- **Problem description**
Once the pictures are set aside, transcribe the remaining data exactly.

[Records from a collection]
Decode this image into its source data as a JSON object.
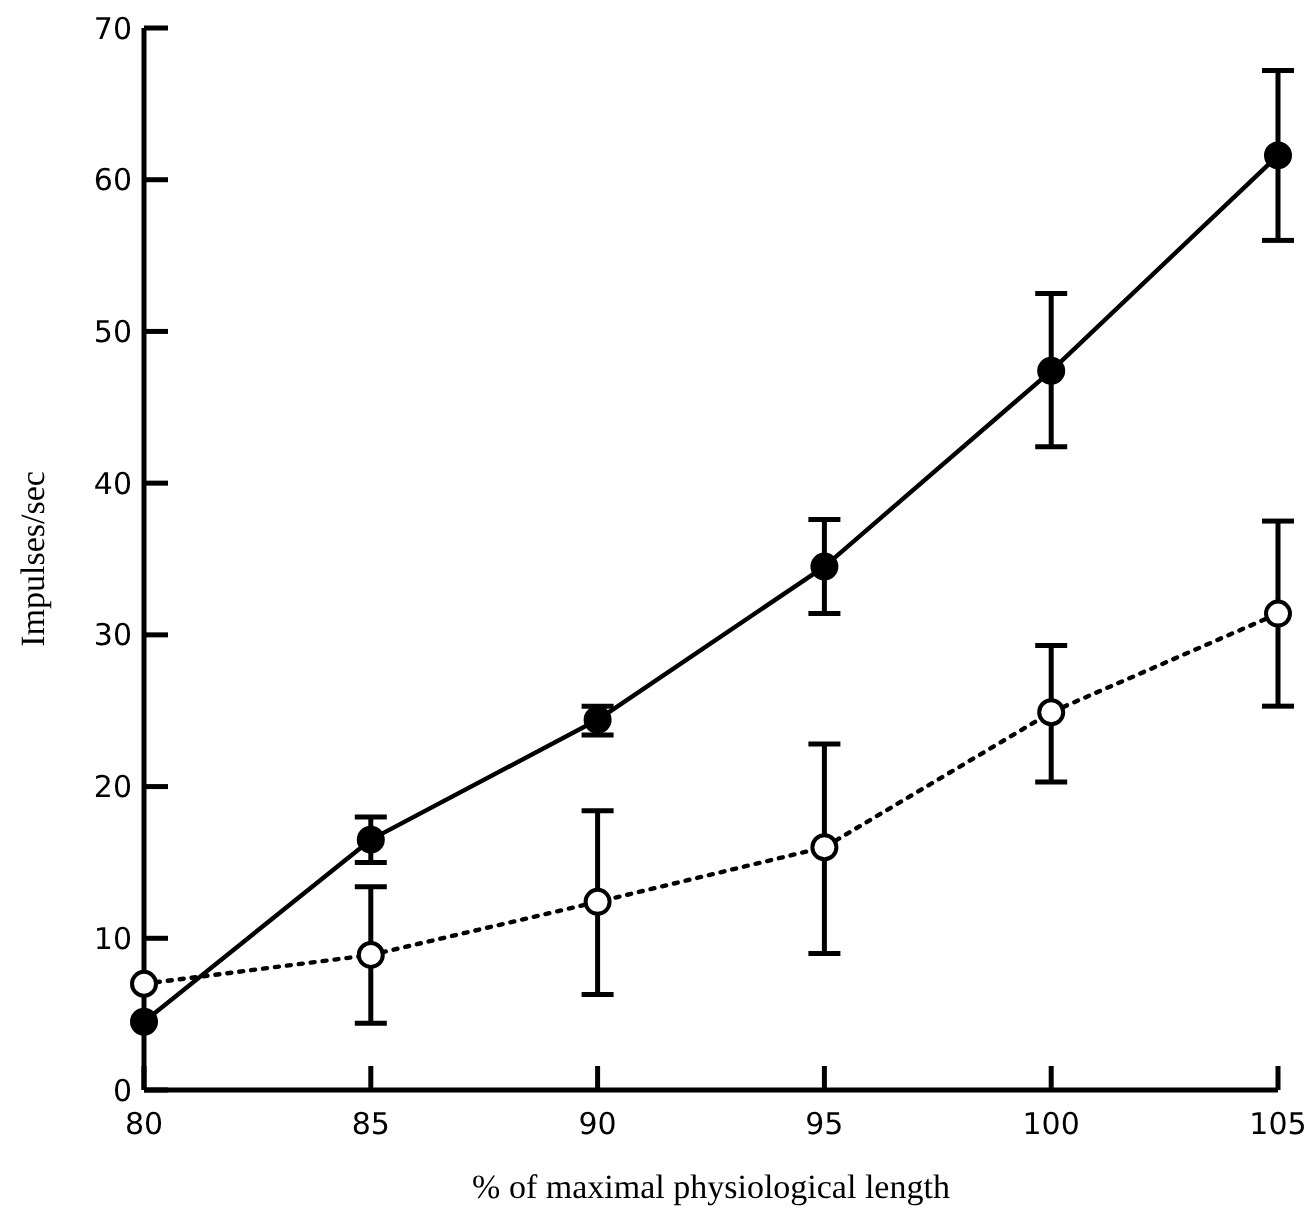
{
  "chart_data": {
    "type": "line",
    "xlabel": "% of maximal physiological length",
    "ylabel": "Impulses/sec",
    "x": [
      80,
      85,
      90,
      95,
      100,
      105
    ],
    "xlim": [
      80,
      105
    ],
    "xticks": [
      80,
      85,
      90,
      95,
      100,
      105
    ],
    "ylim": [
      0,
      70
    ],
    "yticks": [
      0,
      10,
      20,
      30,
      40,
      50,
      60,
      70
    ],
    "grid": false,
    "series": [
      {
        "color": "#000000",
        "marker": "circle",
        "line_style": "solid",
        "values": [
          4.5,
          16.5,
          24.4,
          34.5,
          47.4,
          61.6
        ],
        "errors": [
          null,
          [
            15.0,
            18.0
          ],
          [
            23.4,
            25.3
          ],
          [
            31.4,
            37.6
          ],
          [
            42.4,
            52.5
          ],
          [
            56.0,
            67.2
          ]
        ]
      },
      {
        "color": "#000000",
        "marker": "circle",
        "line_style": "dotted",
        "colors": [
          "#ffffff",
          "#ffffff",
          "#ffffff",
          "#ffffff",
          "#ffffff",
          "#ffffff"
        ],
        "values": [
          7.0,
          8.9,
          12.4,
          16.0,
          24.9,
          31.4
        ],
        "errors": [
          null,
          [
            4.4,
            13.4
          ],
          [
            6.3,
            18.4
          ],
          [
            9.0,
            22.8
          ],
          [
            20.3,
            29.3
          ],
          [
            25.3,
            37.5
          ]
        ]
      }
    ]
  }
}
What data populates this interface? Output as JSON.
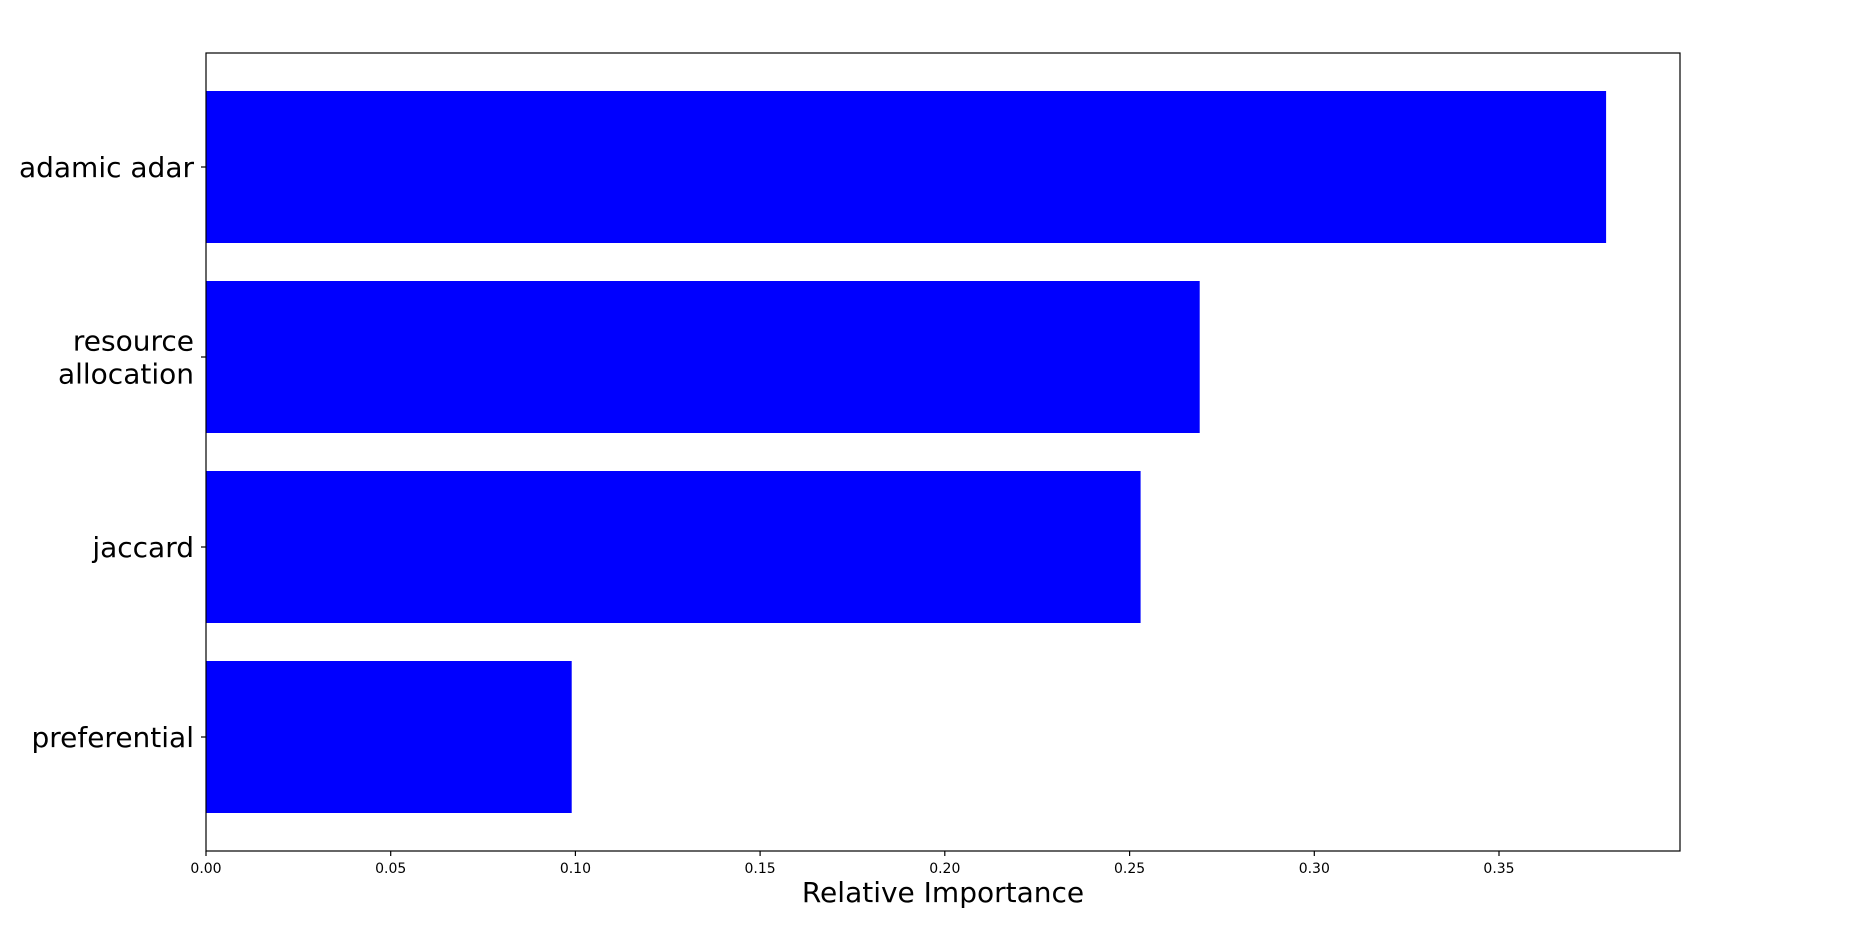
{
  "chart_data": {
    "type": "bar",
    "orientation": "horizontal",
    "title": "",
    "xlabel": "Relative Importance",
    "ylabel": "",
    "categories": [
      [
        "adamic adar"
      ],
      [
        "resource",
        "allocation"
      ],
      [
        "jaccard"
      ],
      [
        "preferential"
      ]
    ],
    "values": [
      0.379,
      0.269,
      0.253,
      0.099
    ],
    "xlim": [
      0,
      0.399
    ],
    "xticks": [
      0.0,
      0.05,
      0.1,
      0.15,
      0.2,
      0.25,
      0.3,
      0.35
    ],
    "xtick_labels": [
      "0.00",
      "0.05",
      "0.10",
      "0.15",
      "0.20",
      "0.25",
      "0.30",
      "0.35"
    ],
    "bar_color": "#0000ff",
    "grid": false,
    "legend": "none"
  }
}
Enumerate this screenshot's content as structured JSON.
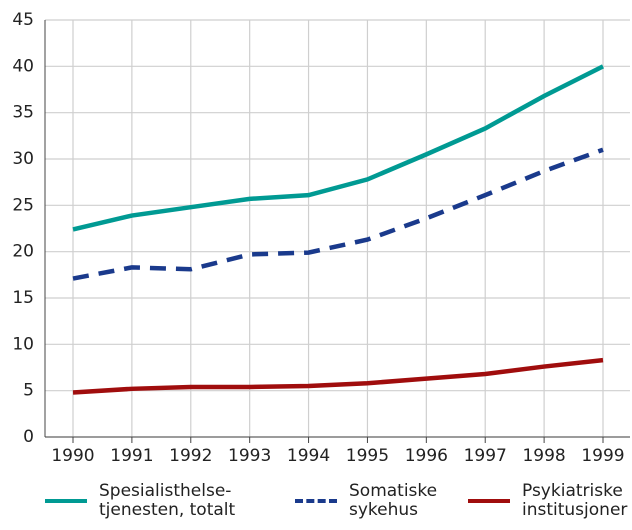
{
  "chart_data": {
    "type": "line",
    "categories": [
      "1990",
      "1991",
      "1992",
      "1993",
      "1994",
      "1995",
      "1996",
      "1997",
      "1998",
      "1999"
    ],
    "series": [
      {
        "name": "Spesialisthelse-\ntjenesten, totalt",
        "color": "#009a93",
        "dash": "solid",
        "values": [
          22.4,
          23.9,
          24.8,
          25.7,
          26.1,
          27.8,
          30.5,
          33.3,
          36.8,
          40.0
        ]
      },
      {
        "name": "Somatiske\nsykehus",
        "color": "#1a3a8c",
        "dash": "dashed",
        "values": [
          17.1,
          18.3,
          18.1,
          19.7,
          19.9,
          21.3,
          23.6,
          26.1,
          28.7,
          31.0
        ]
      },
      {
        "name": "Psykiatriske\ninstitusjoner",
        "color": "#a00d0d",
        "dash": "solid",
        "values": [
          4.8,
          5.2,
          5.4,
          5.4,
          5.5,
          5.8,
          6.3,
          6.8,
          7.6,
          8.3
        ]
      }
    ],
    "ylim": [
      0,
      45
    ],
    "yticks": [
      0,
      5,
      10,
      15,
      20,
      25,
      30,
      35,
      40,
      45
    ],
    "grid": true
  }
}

- **Solution for this problem**
Decode this image into its source data as a JSON object.
{
  "chart_data": {
    "type": "line",
    "xlabel": "% of maximal physiological length",
    "ylabel": "Impulses/sec",
    "x": [
      80,
      85,
      90,
      95,
      100,
      105
    ],
    "xlim": [
      80,
      105
    ],
    "xticks": [
      80,
      85,
      90,
      95,
      100,
      105
    ],
    "ylim": [
      0,
      70
    ],
    "yticks": [
      0,
      10,
      20,
      30,
      40,
      50,
      60,
      70
    ],
    "grid": false,
    "series": [
      {
        "color": "#000000",
        "marker": "circle",
        "line_style": "solid",
        "values": [
          4.5,
          16.5,
          24.4,
          34.5,
          47.4,
          61.6
        ],
        "errors": [
          null,
          [
            15.0,
            18.0
          ],
          [
            23.4,
            25.3
          ],
          [
            31.4,
            37.6
          ],
          [
            42.4,
            52.5
          ],
          [
            56.0,
            67.2
          ]
        ]
      },
      {
        "color": "#000000",
        "marker": "circle",
        "line_style": "dotted",
        "colors": [
          "#ffffff",
          "#ffffff",
          "#ffffff",
          "#ffffff",
          "#ffffff",
          "#ffffff"
        ],
        "values": [
          7.0,
          8.9,
          12.4,
          16.0,
          24.9,
          31.4
        ],
        "errors": [
          null,
          [
            4.4,
            13.4
          ],
          [
            6.3,
            18.4
          ],
          [
            9.0,
            22.8
          ],
          [
            20.3,
            29.3
          ],
          [
            25.3,
            37.5
          ]
        ]
      }
    ]
  }
}
What data populates this interface? Output as JSON.
{
  "chart_data": {
    "type": "bar",
    "orientation": "horizontal",
    "title": "",
    "xlabel": "Relative Importance",
    "ylabel": "",
    "categories": [
      [
        "adamic adar"
      ],
      [
        "resource",
        "allocation"
      ],
      [
        "jaccard"
      ],
      [
        "preferential"
      ]
    ],
    "values": [
      0.379,
      0.269,
      0.253,
      0.099
    ],
    "xlim": [
      0,
      0.399
    ],
    "xticks": [
      0.0,
      0.05,
      0.1,
      0.15,
      0.2,
      0.25,
      0.3,
      0.35
    ],
    "xtick_labels": [
      "0.00",
      "0.05",
      "0.10",
      "0.15",
      "0.20",
      "0.25",
      "0.30",
      "0.35"
    ],
    "bar_color": "#0000ff",
    "grid": false,
    "legend": "none"
  }
}
Enumerate this screenshot's content as structured JSON.
{
  "chart_data": {
    "type": "line",
    "categories": [
      "1990",
      "1991",
      "1992",
      "1993",
      "1994",
      "1995",
      "1996",
      "1997",
      "1998",
      "1999"
    ],
    "series": [
      {
        "name": "Spesialisthelse-\ntjenesten, totalt",
        "color": "#009a93",
        "dash": "solid",
        "values": [
          22.4,
          23.9,
          24.8,
          25.7,
          26.1,
          27.8,
          30.5,
          33.3,
          36.8,
          40.0
        ]
      },
      {
        "name": "Somatiske\nsykehus",
        "color": "#1a3a8c",
        "dash": "dashed",
        "values": [
          17.1,
          18.3,
          18.1,
          19.7,
          19.9,
          21.3,
          23.6,
          26.1,
          28.7,
          31.0
        ]
      },
      {
        "name": "Psykiatriske\ninstitusjoner",
        "color": "#a00d0d",
        "dash": "solid",
        "values": [
          4.8,
          5.2,
          5.4,
          5.4,
          5.5,
          5.8,
          6.3,
          6.8,
          7.6,
          8.3
        ]
      }
    ],
    "ylim": [
      0,
      45
    ],
    "yticks": [
      0,
      5,
      10,
      15,
      20,
      25,
      30,
      35,
      40,
      45
    ],
    "grid": true
  }
}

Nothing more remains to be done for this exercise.